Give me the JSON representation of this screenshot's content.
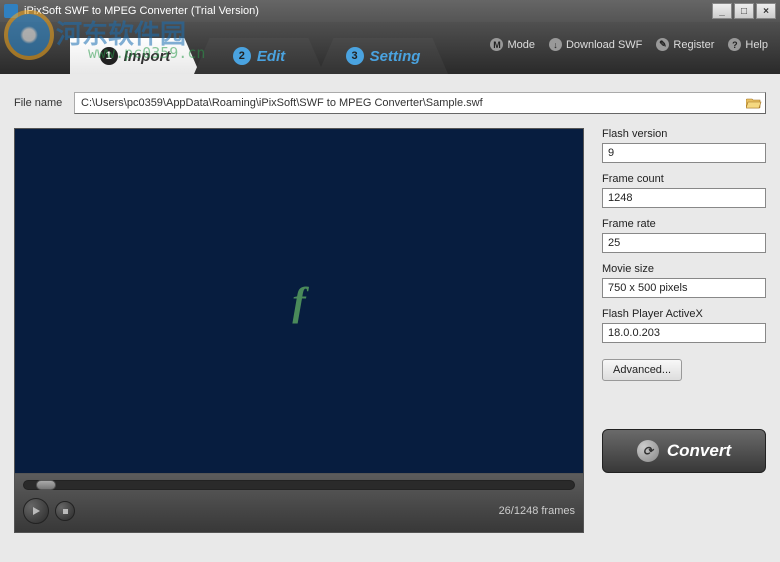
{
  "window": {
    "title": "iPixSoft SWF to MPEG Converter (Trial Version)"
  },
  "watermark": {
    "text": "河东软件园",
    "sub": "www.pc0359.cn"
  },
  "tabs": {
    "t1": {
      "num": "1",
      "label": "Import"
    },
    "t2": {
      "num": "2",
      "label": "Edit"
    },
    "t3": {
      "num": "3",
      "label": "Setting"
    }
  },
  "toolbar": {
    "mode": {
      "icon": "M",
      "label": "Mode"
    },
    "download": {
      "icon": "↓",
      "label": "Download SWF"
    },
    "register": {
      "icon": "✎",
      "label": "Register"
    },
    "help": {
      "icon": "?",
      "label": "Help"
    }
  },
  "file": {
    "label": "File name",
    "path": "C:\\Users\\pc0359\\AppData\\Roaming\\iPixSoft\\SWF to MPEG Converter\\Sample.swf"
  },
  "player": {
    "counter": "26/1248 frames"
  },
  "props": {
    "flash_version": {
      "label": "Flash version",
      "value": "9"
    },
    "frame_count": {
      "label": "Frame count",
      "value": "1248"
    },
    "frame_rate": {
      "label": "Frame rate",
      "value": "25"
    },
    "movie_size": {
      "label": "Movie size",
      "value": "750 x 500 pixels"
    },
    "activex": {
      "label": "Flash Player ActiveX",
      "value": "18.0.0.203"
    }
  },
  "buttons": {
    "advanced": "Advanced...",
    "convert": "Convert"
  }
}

○ ○ ○

* **What you have to do**
Make an exact copy of every entry above, minus the images.

* **Task result**
Give me the JSON representation of this screenshot's content.
{
  "window": {
    "title": "iPixSoft SWF to MPEG Converter (Trial Version)"
  },
  "watermark": {
    "text": "河东软件园",
    "sub": "www.pc0359.cn"
  },
  "tabs": {
    "t1": {
      "num": "1",
      "label": "Import"
    },
    "t2": {
      "num": "2",
      "label": "Edit"
    },
    "t3": {
      "num": "3",
      "label": "Setting"
    }
  },
  "toolbar": {
    "mode": {
      "icon": "M",
      "label": "Mode"
    },
    "download": {
      "icon": "↓",
      "label": "Download SWF"
    },
    "register": {
      "icon": "✎",
      "label": "Register"
    },
    "help": {
      "icon": "?",
      "label": "Help"
    }
  },
  "file": {
    "label": "File name",
    "path": "C:\\Users\\pc0359\\AppData\\Roaming\\iPixSoft\\SWF to MPEG Converter\\Sample.swf"
  },
  "player": {
    "counter": "26/1248 frames"
  },
  "props": {
    "flash_version": {
      "label": "Flash version",
      "value": "9"
    },
    "frame_count": {
      "label": "Frame count",
      "value": "1248"
    },
    "frame_rate": {
      "label": "Frame rate",
      "value": "25"
    },
    "movie_size": {
      "label": "Movie size",
      "value": "750 x 500 pixels"
    },
    "activex": {
      "label": "Flash Player ActiveX",
      "value": "18.0.0.203"
    }
  },
  "buttons": {
    "advanced": "Advanced...",
    "convert": "Convert"
  }
}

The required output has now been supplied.